Dataset records:
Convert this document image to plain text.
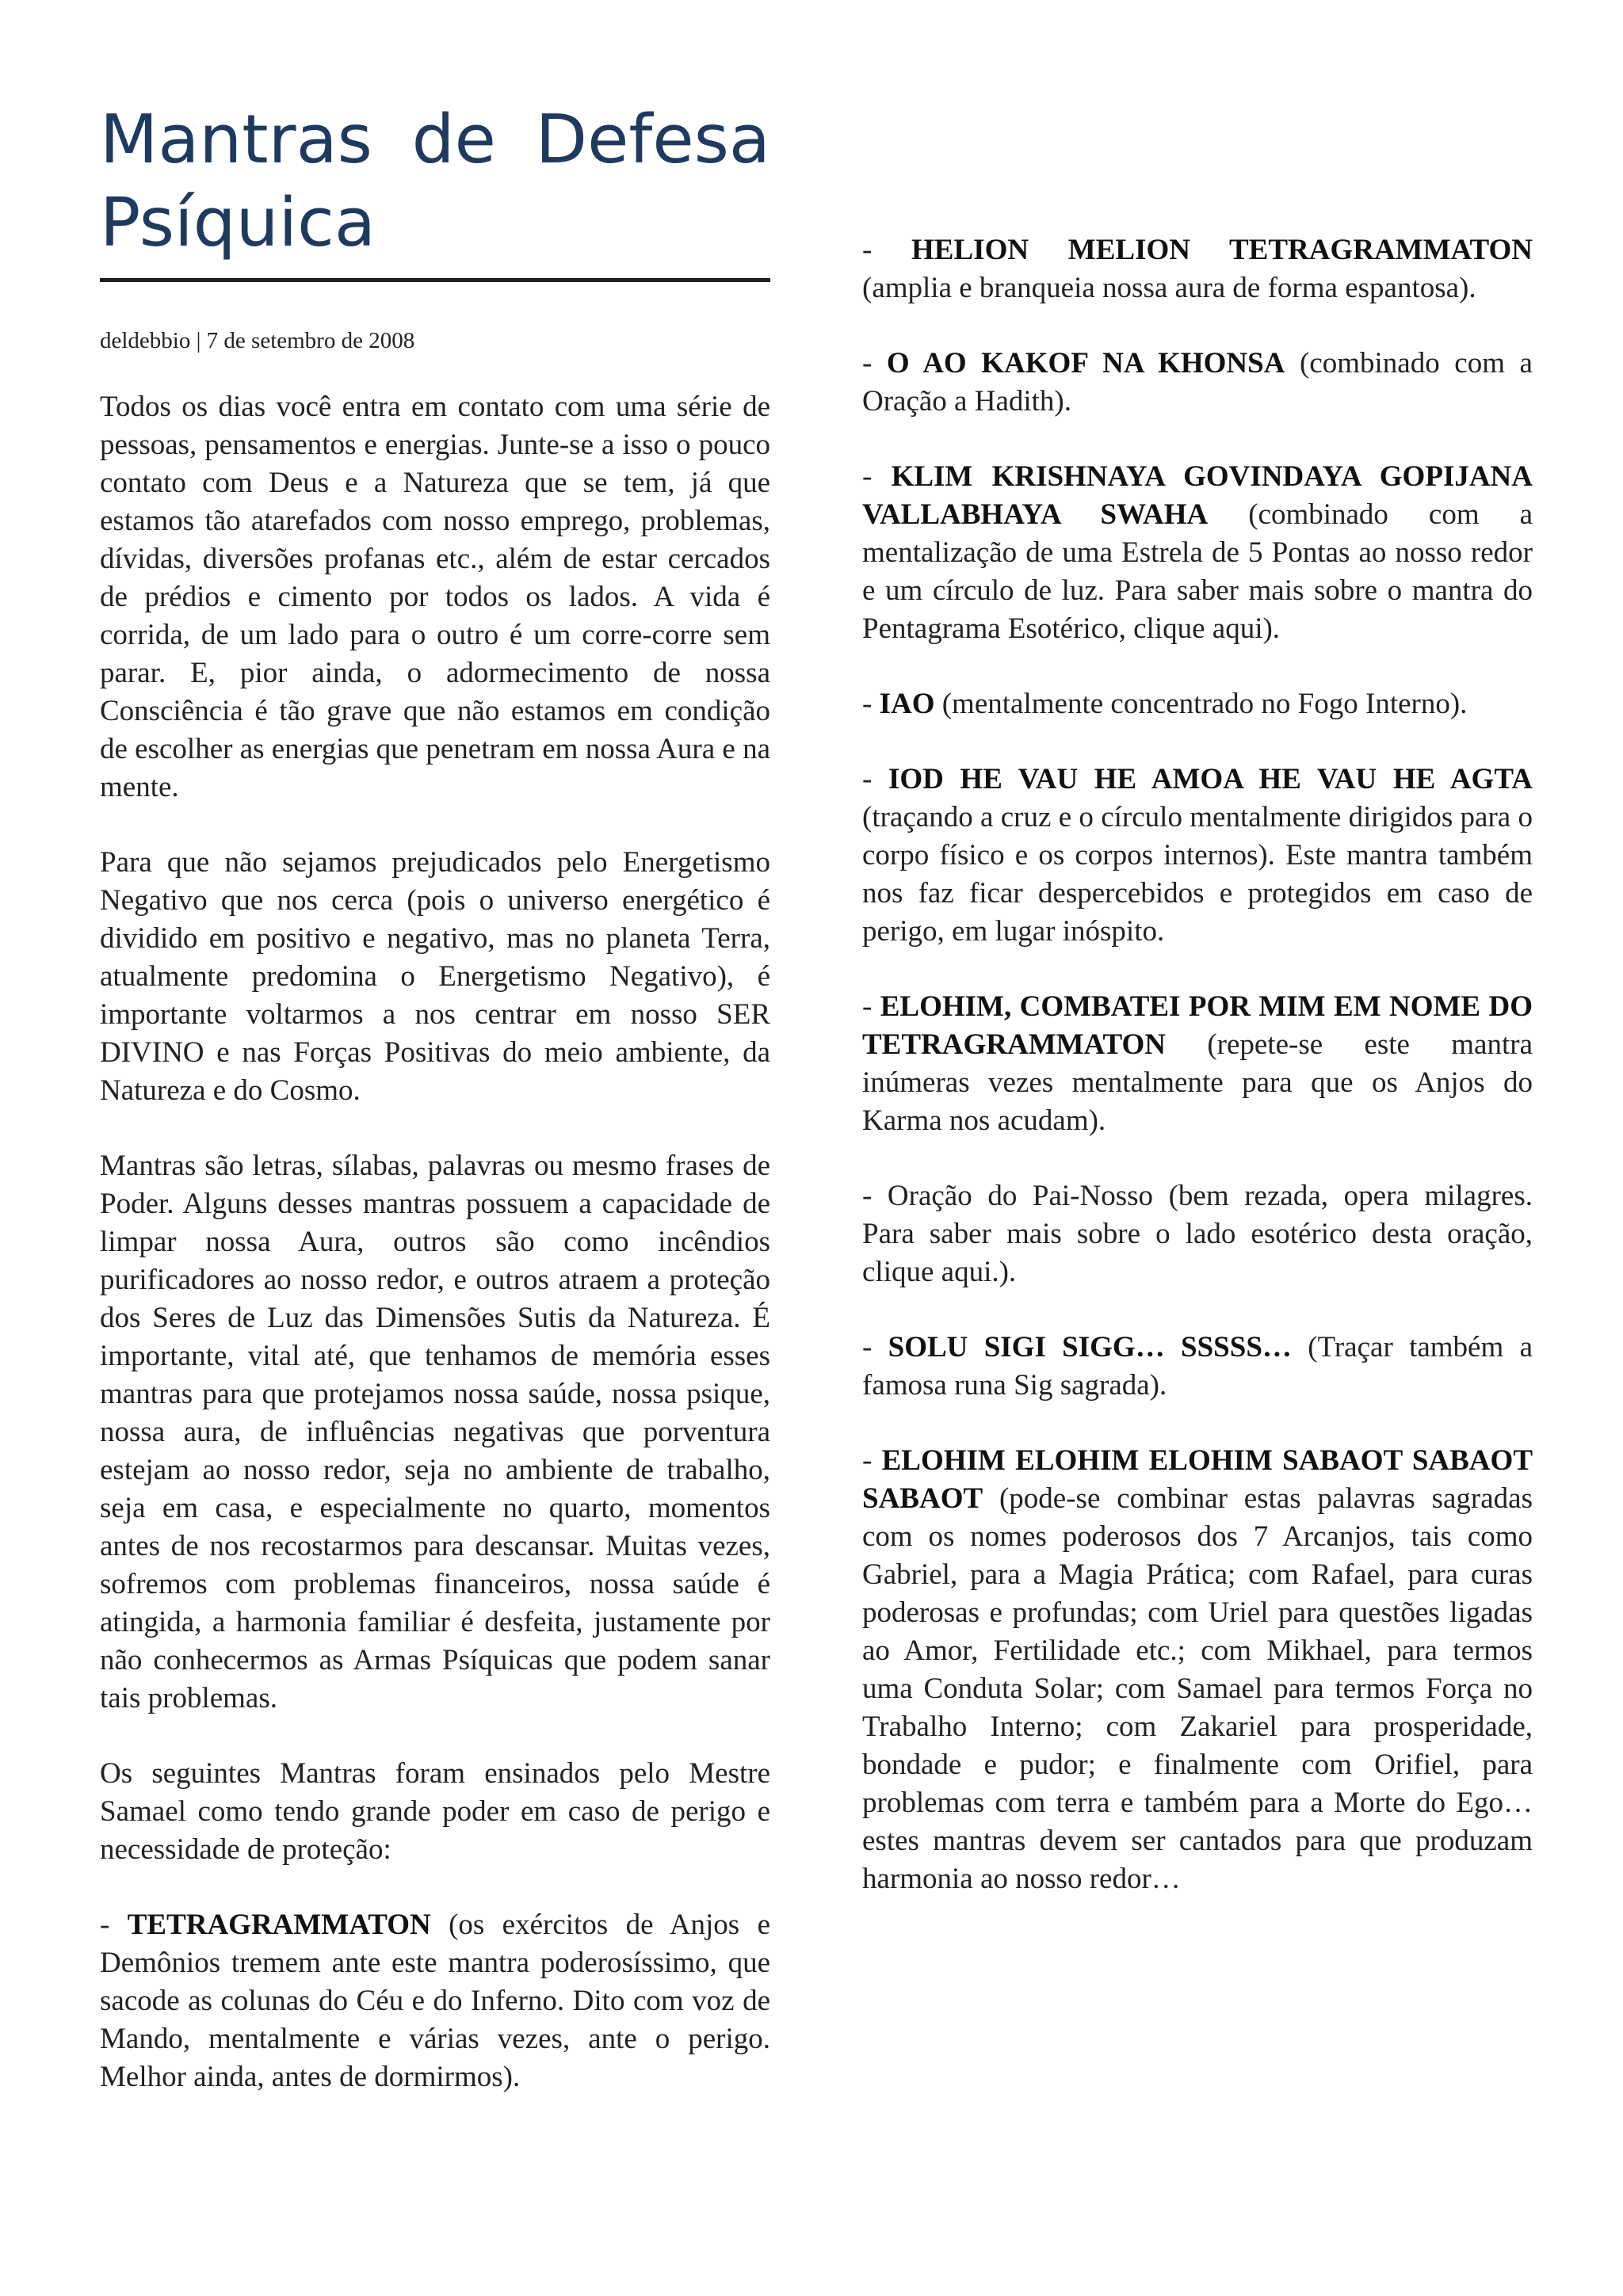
Mantras de Defesa Psíquica
deldebbio | 7 de setembro de 2008

Todos os dias você entra em contato com uma série de pessoas, pensamentos e energias. Junte-se a isso o pouco contato com Deus e a Natureza que se tem, já que estamos tão atarefados com nosso emprego, problemas, dívidas, diversões profanas etc., além de estar cercados de prédios e cimento por todos os lados. A vida é corrida, de um lado para o outro é um corre-corre sem parar. E, pior ainda, o adormecimento de nossa Consciência é tão grave que não estamos em condição de escolher as energias que penetram em nossa Aura e na mente.

Para que não sejamos prejudicados pelo Energetismo Negativo que nos cerca (pois o universo energético é dividido em positivo e negativo, mas no planeta Terra, atualmente predomina o Energetismo Negativo), é importante voltarmos a nos centrar em nosso SER DIVINO e nas Forças Positivas do meio ambiente, da Natureza e do Cosmo.

Mantras são letras, sílabas, palavras ou mesmo frases de Poder. Alguns desses mantras possuem a capacidade de limpar nossa Aura, outros são como incêndios purificadores ao nosso redor, e outros atraem a proteção dos Seres de Luz das Dimensões Sutis da Natureza. É importante, vital até, que tenhamos de memória esses mantras para que protejamos nossa saúde, nossa psique, nossa aura, de influências negativas que porventura estejam ao nosso redor, seja no ambiente de trabalho, seja em casa, e especialmente no quarto, momentos antes de nos recostarmos para descansar. Muitas vezes, sofremos com problemas financeiros, nossa saúde é atingida, a harmonia familiar é desfeita, justamente por não conhecermos as Armas Psíquicas que podem sanar tais problemas.

Os seguintes Mantras foram ensinados pelo Mestre Samael como tendo grande poder em caso de perigo e necessidade de proteção:

- TETRAGRAMMATON (os exércitos de Anjos e Demônios tremem ante este mantra poderosíssimo, que sacode as colunas do Céu e do Inferno. Dito com voz de Mando, mentalmente e várias vezes, ante o perigo. Melhor ainda, antes de dormirmos).

- HELION MELION TETRAGRAMMATON (amplia e branqueia nossa aura de forma espantosa).

- O AO KAKOF NA KHONSA (combinado com a Oração a Hadith).

- KLIM KRISHNAYA GOVINDAYA GOPIJANA VALLABHAYA SWAHA (combinado com a mentalização de uma Estrela de 5 Pontas ao nosso redor e um círculo de luz. Para saber mais sobre o mantra do Pentagrama Esotérico, clique aqui).

- IAO (mentalmente concentrado no Fogo Interno).

- IOD HE VAU HE AMOA HE VAU HE AGTA (traçando a cruz e o círculo mentalmente dirigidos para o corpo físico e os corpos internos). Este mantra também nos faz ficar despercebidos e protegidos em caso de perigo, em lugar inóspito.

- ELOHIM, COMBATEI POR MIM EM NOME DO TETRAGRAMMATON (repete-se este mantra inúmeras vezes mentalmente para que os Anjos do Karma nos acudam).

- Oração do Pai-Nosso (bem rezada, opera milagres. Para saber mais sobre o lado esotérico desta oração, clique aqui.).

- SOLU SIGI SIGG… SSSSS… (Traçar também a famosa runa Sig sagrada).

- ELOHIM ELOHIM ELOHIM SABAOT SABAOT SABAOT (pode-se combinar estas palavras sagradas com os nomes poderosos dos 7 Arcanjos, tais como Gabriel, para a Magia Prática; com Rafael, para curas poderosas e profundas; com Uriel para questões ligadas ao Amor, Fertilidade etc.; com Mikhael, para termos uma Conduta Solar; com Samael para termos Força no Trabalho Interno; com Zakariel para prosperidade, bondade e pudor; e finalmente com Orifiel, para problemas com terra e também para a Morte do Ego… estes mantras devem ser cantados para que produzam harmonia ao nosso redor…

Brief:
Transcribe the listing in full and omit the pictures.

Reply:
Convert this document image to plain text.
Mantras de Defesa Psíquica
deldebbio | 7 de setembro de 2008

Todos os dias você entra em contato com uma série de pessoas, pensamentos e energias. Junte-se a isso o pouco contato com Deus e a Natureza que se tem, já que estamos tão atarefados com nosso emprego, problemas, dívidas, diversões profanas etc., além de estar cercados de prédios e cimento por todos os lados. A vida é corrida, de um lado para o outro é um corre-corre sem parar. E, pior ainda, o adormecimento de nossa Consciência é tão grave que não estamos em condição de escolher as energias que penetram em nossa Aura e na mente.

Para que não sejamos prejudicados pelo Energetismo Negativo que nos cerca (pois o universo energético é dividido em positivo e negativo, mas no planeta Terra, atualmente predomina o Energetismo Negativo), é importante voltarmos a nos centrar em nosso SER DIVINO e nas Forças Positivas do meio ambiente, da Natureza e do Cosmo.

Mantras são letras, sílabas, palavras ou mesmo frases de Poder. Alguns desses mantras possuem a capacidade de limpar nossa Aura, outros são como incêndios purificadores ao nosso redor, e outros atraem a proteção dos Seres de Luz das Dimensões Sutis da Natureza. É importante, vital até, que tenhamos de memória esses mantras para que protejamos nossa saúde, nossa psique, nossa aura, de influências negativas que porventura estejam ao nosso redor, seja no ambiente de trabalho, seja em casa, e especialmente no quarto, momentos antes de nos recostarmos para descansar. Muitas vezes, sofremos com problemas financeiros, nossa saúde é atingida, a harmonia familiar é desfeita, justamente por não conhecermos as Armas Psíquicas que podem sanar tais problemas.

Os seguintes Mantras foram ensinados pelo Mestre Samael como tendo grande poder em caso de perigo e necessidade de proteção:

- TETRAGRAMMATON (os exércitos de Anjos e Demônios tremem ante este mantra poderosíssimo, que sacode as colunas do Céu e do Inferno. Dito com voz de Mando, mentalmente e várias vezes, ante o perigo. Melhor ainda, antes de dormirmos).

- HELION MELION TETRAGRAMMATON (amplia e branqueia nossa aura de forma espantosa).

- O AO KAKOF NA KHONSA (combinado com a Oração a Hadith).

- KLIM KRISHNAYA GOVINDAYA GOPIJANA VALLABHAYA SWAHA (combinado com a mentalização de uma Estrela de 5 Pontas ao nosso redor e um círculo de luz. Para saber mais sobre o mantra do Pentagrama Esotérico, clique aqui).

- IAO (mentalmente concentrado no Fogo Interno).

- IOD HE VAU HE AMOA HE VAU HE AGTA (traçando a cruz e o círculo mentalmente dirigidos para o corpo físico e os corpos internos). Este mantra também nos faz ficar despercebidos e protegidos em caso de perigo, em lugar inóspito.

- ELOHIM, COMBATEI POR MIM EM NOME DO TETRAGRAMMATON (repete-se este mantra inúmeras vezes mentalmente para que os Anjos do Karma nos acudam).

- Oração do Pai-Nosso (bem rezada, opera milagres. Para saber mais sobre o lado esotérico desta oração, clique aqui.).

- SOLU SIGI SIGG… SSSSS… (Traçar também a famosa runa Sig sagrada).

- ELOHIM ELOHIM ELOHIM SABAOT SABAOT SABAOT (pode-se combinar estas palavras sagradas com os nomes poderosos dos 7 Arcanjos, tais como Gabriel, para a Magia Prática; com Rafael, para curas poderosas e profundas; com Uriel para questões ligadas ao Amor, Fertilidade etc.; com Mikhael, para termos uma Conduta Solar; com Samael para termos Força no Trabalho Interno; com Zakariel para prosperidade, bondade e pudor; e finalmente com Orifiel, para problemas com terra e também para a Morte do Ego… estes mantras devem ser cantados para que produzam harmonia ao nosso redor…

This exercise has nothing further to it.